**Data records**
━━━━━━━━

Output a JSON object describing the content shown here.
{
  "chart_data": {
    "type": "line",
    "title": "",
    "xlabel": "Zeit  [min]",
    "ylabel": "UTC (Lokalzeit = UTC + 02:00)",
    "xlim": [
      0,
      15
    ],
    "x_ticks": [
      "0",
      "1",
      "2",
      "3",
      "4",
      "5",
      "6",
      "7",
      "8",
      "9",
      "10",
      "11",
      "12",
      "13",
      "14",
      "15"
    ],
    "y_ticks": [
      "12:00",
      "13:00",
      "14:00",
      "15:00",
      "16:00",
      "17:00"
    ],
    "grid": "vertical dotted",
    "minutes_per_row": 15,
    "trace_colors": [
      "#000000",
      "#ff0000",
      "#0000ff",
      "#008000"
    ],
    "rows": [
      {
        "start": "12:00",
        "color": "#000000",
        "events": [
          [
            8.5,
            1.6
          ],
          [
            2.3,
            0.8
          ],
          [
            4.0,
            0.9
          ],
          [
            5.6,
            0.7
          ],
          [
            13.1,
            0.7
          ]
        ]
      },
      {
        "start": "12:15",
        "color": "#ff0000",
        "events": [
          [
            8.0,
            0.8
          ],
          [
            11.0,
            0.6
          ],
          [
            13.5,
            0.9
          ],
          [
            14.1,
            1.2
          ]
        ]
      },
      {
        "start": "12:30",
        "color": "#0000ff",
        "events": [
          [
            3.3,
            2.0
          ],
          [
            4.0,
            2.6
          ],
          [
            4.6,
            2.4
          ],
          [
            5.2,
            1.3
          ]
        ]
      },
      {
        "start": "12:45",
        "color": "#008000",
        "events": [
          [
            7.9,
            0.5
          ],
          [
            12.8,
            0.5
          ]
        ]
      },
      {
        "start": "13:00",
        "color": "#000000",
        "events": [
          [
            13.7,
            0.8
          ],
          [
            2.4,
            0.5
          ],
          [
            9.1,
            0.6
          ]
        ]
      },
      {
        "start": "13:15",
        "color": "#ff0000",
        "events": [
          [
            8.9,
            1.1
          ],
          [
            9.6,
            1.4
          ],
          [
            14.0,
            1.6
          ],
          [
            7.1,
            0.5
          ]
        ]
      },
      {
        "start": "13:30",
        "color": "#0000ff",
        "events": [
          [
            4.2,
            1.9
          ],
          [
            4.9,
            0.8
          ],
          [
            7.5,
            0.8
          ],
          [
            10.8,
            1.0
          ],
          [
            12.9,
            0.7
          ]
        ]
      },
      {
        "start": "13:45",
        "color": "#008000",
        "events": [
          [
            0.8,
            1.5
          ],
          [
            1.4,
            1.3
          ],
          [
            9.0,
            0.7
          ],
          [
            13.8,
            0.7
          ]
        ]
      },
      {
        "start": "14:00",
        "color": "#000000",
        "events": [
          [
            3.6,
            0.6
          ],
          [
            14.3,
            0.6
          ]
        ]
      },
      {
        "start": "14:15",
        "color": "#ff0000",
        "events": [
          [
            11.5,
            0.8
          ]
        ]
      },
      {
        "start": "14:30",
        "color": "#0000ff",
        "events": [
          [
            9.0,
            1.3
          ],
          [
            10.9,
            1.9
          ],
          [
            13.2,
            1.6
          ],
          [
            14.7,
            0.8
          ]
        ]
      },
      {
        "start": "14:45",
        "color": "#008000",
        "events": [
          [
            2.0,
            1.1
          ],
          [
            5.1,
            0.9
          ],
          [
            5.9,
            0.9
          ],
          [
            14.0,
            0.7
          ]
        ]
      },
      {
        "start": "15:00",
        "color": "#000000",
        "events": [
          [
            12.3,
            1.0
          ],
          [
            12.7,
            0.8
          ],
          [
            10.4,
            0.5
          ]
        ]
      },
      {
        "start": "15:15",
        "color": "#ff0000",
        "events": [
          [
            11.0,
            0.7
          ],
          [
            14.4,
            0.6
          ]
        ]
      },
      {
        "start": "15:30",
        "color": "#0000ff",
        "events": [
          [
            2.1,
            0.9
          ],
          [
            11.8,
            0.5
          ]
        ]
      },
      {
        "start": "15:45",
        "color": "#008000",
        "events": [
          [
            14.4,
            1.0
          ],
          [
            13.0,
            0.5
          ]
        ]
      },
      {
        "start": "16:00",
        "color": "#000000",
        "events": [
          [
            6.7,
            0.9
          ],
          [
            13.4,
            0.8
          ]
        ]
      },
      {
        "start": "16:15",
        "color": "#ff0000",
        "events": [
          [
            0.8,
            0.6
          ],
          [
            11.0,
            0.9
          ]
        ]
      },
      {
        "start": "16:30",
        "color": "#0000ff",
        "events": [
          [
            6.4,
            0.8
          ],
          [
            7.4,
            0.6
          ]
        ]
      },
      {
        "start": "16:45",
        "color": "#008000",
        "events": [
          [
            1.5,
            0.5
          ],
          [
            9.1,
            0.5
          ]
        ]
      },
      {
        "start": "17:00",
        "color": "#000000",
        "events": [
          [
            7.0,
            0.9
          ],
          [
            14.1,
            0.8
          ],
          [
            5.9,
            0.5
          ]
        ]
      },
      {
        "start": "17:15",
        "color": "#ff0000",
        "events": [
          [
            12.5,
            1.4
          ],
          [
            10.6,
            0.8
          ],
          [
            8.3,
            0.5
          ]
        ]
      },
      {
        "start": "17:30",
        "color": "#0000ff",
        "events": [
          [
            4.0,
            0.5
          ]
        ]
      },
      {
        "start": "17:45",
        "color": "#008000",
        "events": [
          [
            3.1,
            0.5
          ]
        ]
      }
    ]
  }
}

━━━━━━━━

**Set exercise**
Set every line of the listing down word for word.

**Task output**
Output a JSON object describing the content shown here.
{
  "chart_data": {
    "type": "line",
    "title": "",
    "xlabel": "Zeit  [min]",
    "ylabel": "UTC (Lokalzeit = UTC + 02:00)",
    "xlim": [
      0,
      15
    ],
    "x_ticks": [
      "0",
      "1",
      "2",
      "3",
      "4",
      "5",
      "6",
      "7",
      "8",
      "9",
      "10",
      "11",
      "12",
      "13",
      "14",
      "15"
    ],
    "y_ticks": [
      "12:00",
      "13:00",
      "14:00",
      "15:00",
      "16:00",
      "17:00"
    ],
    "grid": "vertical dotted",
    "minutes_per_row": 15,
    "trace_colors": [
      "#000000",
      "#ff0000",
      "#0000ff",
      "#008000"
    ],
    "rows": [
      {
        "start": "12:00",
        "color": "#000000",
        "events": [
          [
            8.5,
            1.6
          ],
          [
            2.3,
            0.8
          ],
          [
            4.0,
            0.9
          ],
          [
            5.6,
            0.7
          ],
          [
            13.1,
            0.7
          ]
        ]
      },
      {
        "start": "12:15",
        "color": "#ff0000",
        "events": [
          [
            8.0,
            0.8
          ],
          [
            11.0,
            0.6
          ],
          [
            13.5,
            0.9
          ],
          [
            14.1,
            1.2
          ]
        ]
      },
      {
        "start": "12:30",
        "color": "#0000ff",
        "events": [
          [
            3.3,
            2.0
          ],
          [
            4.0,
            2.6
          ],
          [
            4.6,
            2.4
          ],
          [
            5.2,
            1.3
          ]
        ]
      },
      {
        "start": "12:45",
        "color": "#008000",
        "events": [
          [
            7.9,
            0.5
          ],
          [
            12.8,
            0.5
          ]
        ]
      },
      {
        "start": "13:00",
        "color": "#000000",
        "events": [
          [
            13.7,
            0.8
          ],
          [
            2.4,
            0.5
          ],
          [
            9.1,
            0.6
          ]
        ]
      },
      {
        "start": "13:15",
        "color": "#ff0000",
        "events": [
          [
            8.9,
            1.1
          ],
          [
            9.6,
            1.4
          ],
          [
            14.0,
            1.6
          ],
          [
            7.1,
            0.5
          ]
        ]
      },
      {
        "start": "13:30",
        "color": "#0000ff",
        "events": [
          [
            4.2,
            1.9
          ],
          [
            4.9,
            0.8
          ],
          [
            7.5,
            0.8
          ],
          [
            10.8,
            1.0
          ],
          [
            12.9,
            0.7
          ]
        ]
      },
      {
        "start": "13:45",
        "color": "#008000",
        "events": [
          [
            0.8,
            1.5
          ],
          [
            1.4,
            1.3
          ],
          [
            9.0,
            0.7
          ],
          [
            13.8,
            0.7
          ]
        ]
      },
      {
        "start": "14:00",
        "color": "#000000",
        "events": [
          [
            3.6,
            0.6
          ],
          [
            14.3,
            0.6
          ]
        ]
      },
      {
        "start": "14:15",
        "color": "#ff0000",
        "events": [
          [
            11.5,
            0.8
          ]
        ]
      },
      {
        "start": "14:30",
        "color": "#0000ff",
        "events": [
          [
            9.0,
            1.3
          ],
          [
            10.9,
            1.9
          ],
          [
            13.2,
            1.6
          ],
          [
            14.7,
            0.8
          ]
        ]
      },
      {
        "start": "14:45",
        "color": "#008000",
        "events": [
          [
            2.0,
            1.1
          ],
          [
            5.1,
            0.9
          ],
          [
            5.9,
            0.9
          ],
          [
            14.0,
            0.7
          ]
        ]
      },
      {
        "start": "15:00",
        "color": "#000000",
        "events": [
          [
            12.3,
            1.0
          ],
          [
            12.7,
            0.8
          ],
          [
            10.4,
            0.5
          ]
        ]
      },
      {
        "start": "15:15",
        "color": "#ff0000",
        "events": [
          [
            11.0,
            0.7
          ],
          [
            14.4,
            0.6
          ]
        ]
      },
      {
        "start": "15:30",
        "color": "#0000ff",
        "events": [
          [
            2.1,
            0.9
          ],
          [
            11.8,
            0.5
          ]
        ]
      },
      {
        "start": "15:45",
        "color": "#008000",
        "events": [
          [
            14.4,
            1.0
          ],
          [
            13.0,
            0.5
          ]
        ]
      },
      {
        "start": "16:00",
        "color": "#000000",
        "events": [
          [
            6.7,
            0.9
          ],
          [
            13.4,
            0.8
          ]
        ]
      },
      {
        "start": "16:15",
        "color": "#ff0000",
        "events": [
          [
            0.8,
            0.6
          ],
          [
            11.0,
            0.9
          ]
        ]
      },
      {
        "start": "16:30",
        "color": "#0000ff",
        "events": [
          [
            6.4,
            0.8
          ],
          [
            7.4,
            0.6
          ]
        ]
      },
      {
        "start": "16:45",
        "color": "#008000",
        "events": [
          [
            1.5,
            0.5
          ],
          [
            9.1,
            0.5
          ]
        ]
      },
      {
        "start": "17:00",
        "color": "#000000",
        "events": [
          [
            7.0,
            0.9
          ],
          [
            14.1,
            0.8
          ],
          [
            5.9,
            0.5
          ]
        ]
      },
      {
        "start": "17:15",
        "color": "#ff0000",
        "events": [
          [
            12.5,
            1.4
          ],
          [
            10.6,
            0.8
          ],
          [
            8.3,
            0.5
          ]
        ]
      },
      {
        "start": "17:30",
        "color": "#0000ff",
        "events": [
          [
            4.0,
            0.5
          ]
        ]
      },
      {
        "start": "17:45",
        "color": "#008000",
        "events": [
          [
            3.1,
            0.5
          ]
        ]
      }
    ]
  }
}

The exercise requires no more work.